◆ WHAT NEEDS TO BE DONE
In the material below, count the lines with the word "structure" and state that number only.

◆ LISTED RECORDS
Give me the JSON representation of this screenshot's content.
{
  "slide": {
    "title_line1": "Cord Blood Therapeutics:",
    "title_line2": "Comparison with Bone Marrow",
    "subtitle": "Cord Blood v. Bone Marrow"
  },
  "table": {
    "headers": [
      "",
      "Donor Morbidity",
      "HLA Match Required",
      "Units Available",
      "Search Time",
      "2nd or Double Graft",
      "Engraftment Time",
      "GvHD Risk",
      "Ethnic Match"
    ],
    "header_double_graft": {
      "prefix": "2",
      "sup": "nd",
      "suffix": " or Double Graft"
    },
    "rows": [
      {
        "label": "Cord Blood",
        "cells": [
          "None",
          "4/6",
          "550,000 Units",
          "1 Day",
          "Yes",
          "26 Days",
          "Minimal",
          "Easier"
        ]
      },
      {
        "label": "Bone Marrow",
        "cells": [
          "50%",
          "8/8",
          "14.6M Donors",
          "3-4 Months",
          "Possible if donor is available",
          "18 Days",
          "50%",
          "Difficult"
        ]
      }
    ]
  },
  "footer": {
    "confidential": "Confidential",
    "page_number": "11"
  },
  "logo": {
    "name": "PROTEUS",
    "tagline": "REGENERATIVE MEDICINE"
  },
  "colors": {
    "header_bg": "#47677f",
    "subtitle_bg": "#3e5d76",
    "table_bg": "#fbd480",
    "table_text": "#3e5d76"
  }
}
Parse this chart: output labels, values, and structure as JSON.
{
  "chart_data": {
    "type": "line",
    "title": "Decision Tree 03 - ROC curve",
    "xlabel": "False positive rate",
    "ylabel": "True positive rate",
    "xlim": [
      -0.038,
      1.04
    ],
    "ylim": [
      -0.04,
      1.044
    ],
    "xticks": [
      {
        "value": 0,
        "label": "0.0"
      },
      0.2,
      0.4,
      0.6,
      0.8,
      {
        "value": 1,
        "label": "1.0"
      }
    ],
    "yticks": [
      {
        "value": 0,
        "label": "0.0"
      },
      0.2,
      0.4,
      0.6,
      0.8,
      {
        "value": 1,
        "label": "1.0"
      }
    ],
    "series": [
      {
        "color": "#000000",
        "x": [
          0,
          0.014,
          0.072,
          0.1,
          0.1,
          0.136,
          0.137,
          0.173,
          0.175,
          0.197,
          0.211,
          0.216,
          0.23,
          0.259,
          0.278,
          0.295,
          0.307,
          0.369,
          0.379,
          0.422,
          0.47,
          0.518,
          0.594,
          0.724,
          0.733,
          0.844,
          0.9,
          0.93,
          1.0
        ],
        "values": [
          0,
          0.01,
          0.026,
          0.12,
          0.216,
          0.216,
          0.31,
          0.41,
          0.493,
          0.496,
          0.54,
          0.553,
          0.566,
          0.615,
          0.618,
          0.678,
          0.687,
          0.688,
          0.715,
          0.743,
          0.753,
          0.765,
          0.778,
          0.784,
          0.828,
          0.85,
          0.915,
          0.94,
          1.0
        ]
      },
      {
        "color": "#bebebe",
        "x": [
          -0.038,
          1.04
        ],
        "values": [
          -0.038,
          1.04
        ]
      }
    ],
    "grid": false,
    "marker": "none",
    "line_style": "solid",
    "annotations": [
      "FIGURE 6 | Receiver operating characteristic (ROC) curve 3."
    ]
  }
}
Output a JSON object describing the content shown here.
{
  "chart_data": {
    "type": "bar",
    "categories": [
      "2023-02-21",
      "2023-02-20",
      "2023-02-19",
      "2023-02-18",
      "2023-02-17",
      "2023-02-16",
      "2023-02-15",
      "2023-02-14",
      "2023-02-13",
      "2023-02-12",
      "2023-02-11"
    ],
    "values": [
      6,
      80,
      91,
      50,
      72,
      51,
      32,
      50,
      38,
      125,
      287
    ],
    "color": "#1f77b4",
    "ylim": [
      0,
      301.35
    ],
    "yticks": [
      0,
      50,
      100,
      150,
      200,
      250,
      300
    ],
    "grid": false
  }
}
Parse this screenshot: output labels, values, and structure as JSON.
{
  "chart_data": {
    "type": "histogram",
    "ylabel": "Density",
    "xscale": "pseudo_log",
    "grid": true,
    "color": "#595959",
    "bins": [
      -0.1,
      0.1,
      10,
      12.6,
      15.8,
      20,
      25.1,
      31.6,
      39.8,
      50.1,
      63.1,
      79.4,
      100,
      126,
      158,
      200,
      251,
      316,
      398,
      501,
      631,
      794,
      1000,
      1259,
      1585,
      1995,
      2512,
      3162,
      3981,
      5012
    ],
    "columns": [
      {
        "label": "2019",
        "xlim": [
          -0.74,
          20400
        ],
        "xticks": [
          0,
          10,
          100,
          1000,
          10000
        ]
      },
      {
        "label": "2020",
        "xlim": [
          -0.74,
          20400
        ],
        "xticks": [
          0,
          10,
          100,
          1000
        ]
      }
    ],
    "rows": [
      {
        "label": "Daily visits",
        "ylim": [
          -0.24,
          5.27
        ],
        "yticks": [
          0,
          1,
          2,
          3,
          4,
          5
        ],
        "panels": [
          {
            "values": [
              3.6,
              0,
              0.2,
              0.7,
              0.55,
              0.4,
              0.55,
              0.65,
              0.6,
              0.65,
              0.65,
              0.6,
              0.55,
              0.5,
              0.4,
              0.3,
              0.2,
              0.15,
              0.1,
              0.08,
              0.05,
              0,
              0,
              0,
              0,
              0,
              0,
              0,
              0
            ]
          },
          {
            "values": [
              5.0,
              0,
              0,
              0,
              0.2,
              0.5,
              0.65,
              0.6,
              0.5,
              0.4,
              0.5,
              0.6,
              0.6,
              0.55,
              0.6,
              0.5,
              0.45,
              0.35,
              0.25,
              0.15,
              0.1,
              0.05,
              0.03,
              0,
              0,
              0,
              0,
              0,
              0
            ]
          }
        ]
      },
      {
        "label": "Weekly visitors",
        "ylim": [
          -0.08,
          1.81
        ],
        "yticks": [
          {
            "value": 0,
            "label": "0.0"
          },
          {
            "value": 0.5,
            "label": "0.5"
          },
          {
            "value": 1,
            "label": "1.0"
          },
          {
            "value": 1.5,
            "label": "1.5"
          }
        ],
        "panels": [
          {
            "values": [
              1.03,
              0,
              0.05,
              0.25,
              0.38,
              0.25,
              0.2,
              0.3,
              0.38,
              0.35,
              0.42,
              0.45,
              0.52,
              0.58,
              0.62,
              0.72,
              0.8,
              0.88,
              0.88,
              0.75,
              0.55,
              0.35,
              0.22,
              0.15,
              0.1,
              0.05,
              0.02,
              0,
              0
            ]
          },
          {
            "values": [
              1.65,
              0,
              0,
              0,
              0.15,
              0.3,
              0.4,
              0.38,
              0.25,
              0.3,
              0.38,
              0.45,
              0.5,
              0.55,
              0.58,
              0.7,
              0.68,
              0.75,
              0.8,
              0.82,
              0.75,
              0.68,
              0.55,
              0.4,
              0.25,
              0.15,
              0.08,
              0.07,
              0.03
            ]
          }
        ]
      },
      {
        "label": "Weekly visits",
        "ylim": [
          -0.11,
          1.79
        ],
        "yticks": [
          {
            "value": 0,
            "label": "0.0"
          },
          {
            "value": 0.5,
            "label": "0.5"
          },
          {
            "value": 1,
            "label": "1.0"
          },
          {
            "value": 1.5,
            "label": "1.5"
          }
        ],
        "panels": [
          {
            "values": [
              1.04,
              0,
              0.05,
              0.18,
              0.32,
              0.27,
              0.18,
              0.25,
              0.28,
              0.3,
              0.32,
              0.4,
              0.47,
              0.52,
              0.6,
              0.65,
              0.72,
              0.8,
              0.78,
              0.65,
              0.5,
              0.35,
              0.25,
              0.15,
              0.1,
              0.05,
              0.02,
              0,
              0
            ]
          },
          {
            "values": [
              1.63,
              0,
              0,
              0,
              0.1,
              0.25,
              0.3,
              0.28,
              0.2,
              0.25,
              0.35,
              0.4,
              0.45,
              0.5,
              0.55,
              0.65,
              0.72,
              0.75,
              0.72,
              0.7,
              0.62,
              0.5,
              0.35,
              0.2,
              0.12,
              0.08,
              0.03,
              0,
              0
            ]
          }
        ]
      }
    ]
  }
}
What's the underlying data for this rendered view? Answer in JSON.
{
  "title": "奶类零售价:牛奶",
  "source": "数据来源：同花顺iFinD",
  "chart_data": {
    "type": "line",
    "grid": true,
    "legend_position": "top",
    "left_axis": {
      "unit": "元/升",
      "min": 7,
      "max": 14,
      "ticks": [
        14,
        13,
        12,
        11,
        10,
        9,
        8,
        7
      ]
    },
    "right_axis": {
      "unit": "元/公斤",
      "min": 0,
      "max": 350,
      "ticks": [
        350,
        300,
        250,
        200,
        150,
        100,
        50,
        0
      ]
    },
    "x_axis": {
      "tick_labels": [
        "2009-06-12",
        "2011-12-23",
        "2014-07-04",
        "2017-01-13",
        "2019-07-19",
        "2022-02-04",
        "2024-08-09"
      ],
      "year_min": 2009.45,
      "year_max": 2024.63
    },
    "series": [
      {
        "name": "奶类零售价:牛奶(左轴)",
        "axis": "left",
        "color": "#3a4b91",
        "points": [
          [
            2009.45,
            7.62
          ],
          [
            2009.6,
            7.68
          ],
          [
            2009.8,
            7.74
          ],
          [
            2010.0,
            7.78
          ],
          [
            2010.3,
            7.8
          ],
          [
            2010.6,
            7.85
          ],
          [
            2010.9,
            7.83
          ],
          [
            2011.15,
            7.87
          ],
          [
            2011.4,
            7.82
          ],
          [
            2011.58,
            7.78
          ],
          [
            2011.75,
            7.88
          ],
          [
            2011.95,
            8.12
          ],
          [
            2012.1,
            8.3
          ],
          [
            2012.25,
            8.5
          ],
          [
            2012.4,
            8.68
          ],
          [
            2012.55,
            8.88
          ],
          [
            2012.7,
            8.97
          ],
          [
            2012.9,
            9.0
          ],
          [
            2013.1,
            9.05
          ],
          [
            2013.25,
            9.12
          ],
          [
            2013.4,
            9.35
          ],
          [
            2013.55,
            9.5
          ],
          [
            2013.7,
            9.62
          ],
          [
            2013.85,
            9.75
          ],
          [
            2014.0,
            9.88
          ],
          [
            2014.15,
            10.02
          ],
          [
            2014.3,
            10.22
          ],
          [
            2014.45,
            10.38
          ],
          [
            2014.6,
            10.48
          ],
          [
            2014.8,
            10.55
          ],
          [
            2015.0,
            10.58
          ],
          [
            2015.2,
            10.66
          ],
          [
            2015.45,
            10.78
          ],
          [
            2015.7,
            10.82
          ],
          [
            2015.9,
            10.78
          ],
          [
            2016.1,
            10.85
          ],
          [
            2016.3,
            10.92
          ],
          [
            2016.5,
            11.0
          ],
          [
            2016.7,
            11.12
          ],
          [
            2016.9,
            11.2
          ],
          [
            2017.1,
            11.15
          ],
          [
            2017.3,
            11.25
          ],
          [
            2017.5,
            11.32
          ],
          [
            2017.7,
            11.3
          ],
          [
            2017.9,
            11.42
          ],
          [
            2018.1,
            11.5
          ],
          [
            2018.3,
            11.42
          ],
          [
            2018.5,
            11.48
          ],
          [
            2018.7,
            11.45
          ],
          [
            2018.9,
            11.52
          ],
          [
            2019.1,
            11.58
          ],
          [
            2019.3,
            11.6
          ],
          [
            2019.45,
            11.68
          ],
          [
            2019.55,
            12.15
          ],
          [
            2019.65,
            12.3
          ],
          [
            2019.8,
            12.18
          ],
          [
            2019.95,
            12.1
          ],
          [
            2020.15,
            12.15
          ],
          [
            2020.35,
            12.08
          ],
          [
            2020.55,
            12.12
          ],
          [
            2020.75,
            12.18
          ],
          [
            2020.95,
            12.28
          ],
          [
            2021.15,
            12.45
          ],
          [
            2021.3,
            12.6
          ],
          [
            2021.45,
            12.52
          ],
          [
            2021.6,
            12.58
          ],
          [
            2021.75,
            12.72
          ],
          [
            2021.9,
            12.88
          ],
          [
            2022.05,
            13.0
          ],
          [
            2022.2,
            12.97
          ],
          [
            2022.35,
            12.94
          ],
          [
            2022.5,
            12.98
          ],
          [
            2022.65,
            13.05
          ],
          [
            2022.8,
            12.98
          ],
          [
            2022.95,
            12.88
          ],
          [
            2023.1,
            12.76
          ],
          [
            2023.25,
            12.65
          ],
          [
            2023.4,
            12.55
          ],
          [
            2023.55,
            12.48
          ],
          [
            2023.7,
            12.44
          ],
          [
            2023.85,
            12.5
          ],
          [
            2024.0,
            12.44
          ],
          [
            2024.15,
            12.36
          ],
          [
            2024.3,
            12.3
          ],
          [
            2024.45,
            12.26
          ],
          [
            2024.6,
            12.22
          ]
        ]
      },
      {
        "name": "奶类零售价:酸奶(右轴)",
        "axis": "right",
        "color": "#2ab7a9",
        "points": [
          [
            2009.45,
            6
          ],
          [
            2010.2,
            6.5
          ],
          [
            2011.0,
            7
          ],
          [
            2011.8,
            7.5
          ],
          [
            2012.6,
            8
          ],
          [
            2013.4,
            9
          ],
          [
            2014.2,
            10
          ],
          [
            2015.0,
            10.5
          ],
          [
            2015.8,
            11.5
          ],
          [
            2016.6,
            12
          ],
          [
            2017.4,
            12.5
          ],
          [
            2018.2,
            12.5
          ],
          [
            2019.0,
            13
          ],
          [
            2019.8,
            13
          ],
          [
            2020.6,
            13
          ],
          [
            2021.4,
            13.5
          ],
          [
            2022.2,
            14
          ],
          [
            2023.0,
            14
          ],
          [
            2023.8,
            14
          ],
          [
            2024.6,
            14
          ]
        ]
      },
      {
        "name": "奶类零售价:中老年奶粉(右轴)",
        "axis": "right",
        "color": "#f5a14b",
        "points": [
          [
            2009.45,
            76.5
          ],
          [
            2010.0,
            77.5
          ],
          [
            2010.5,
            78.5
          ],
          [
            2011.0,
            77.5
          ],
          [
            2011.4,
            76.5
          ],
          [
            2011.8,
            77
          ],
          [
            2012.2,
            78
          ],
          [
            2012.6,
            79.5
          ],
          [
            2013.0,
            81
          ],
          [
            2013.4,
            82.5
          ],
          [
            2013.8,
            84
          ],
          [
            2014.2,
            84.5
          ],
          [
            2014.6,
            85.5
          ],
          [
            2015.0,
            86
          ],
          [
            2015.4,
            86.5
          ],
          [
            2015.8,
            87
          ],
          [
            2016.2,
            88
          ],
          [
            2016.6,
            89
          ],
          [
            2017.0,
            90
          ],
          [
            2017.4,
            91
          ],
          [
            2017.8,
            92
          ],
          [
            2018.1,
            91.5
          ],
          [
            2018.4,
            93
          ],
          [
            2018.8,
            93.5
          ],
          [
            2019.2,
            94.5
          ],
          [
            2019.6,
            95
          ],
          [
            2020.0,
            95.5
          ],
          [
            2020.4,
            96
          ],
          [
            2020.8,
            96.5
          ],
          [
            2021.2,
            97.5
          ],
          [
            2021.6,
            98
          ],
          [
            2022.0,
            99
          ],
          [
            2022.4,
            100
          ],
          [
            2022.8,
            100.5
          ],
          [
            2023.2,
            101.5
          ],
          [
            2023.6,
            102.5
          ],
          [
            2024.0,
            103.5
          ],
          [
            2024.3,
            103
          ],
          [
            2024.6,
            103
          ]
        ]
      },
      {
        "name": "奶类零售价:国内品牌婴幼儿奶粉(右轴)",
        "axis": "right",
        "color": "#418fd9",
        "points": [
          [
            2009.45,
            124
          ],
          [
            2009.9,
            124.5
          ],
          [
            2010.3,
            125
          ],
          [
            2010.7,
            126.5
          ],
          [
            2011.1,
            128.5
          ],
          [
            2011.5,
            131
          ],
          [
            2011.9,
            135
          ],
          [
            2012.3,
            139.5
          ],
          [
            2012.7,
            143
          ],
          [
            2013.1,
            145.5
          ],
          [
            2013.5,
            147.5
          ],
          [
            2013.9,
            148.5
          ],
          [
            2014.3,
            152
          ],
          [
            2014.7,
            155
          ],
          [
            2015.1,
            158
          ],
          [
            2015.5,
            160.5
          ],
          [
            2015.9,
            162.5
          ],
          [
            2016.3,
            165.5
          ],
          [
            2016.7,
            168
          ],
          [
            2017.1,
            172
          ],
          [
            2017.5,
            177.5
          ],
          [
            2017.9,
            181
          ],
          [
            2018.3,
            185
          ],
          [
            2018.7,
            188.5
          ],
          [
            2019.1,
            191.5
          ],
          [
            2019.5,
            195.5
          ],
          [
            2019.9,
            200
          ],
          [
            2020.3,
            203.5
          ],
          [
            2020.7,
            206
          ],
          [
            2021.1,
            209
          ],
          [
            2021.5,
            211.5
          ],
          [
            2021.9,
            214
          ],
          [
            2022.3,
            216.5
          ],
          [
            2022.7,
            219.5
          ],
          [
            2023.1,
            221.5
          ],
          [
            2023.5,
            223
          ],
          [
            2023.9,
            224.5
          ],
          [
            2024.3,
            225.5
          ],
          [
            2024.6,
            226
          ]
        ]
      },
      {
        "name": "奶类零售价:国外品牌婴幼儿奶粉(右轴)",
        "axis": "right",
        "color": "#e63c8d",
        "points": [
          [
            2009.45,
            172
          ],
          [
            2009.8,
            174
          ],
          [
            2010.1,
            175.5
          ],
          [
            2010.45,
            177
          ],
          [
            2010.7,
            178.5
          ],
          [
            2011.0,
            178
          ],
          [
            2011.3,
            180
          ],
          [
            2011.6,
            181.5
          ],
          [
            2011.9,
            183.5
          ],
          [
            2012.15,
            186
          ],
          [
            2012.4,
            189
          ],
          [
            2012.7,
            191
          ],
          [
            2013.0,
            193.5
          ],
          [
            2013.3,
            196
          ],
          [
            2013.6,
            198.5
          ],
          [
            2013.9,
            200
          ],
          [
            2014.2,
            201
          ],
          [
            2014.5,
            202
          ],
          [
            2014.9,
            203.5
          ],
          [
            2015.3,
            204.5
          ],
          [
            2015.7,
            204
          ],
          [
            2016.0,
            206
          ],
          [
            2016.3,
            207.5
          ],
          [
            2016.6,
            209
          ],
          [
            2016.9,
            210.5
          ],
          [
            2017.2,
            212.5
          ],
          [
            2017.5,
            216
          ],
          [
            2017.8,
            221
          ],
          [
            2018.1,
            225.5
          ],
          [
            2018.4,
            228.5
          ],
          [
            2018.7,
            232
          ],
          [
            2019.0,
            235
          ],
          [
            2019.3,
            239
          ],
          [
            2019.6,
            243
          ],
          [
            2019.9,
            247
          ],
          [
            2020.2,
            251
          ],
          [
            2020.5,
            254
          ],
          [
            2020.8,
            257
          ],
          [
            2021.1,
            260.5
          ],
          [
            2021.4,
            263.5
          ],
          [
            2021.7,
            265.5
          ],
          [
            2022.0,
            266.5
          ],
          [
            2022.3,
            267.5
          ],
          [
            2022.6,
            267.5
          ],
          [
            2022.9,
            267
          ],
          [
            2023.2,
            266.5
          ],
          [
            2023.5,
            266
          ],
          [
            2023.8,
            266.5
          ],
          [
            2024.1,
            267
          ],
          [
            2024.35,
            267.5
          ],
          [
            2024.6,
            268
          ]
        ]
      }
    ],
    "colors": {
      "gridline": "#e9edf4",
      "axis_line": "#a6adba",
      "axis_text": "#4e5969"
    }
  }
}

◆ COMPLETED EXERCISE
2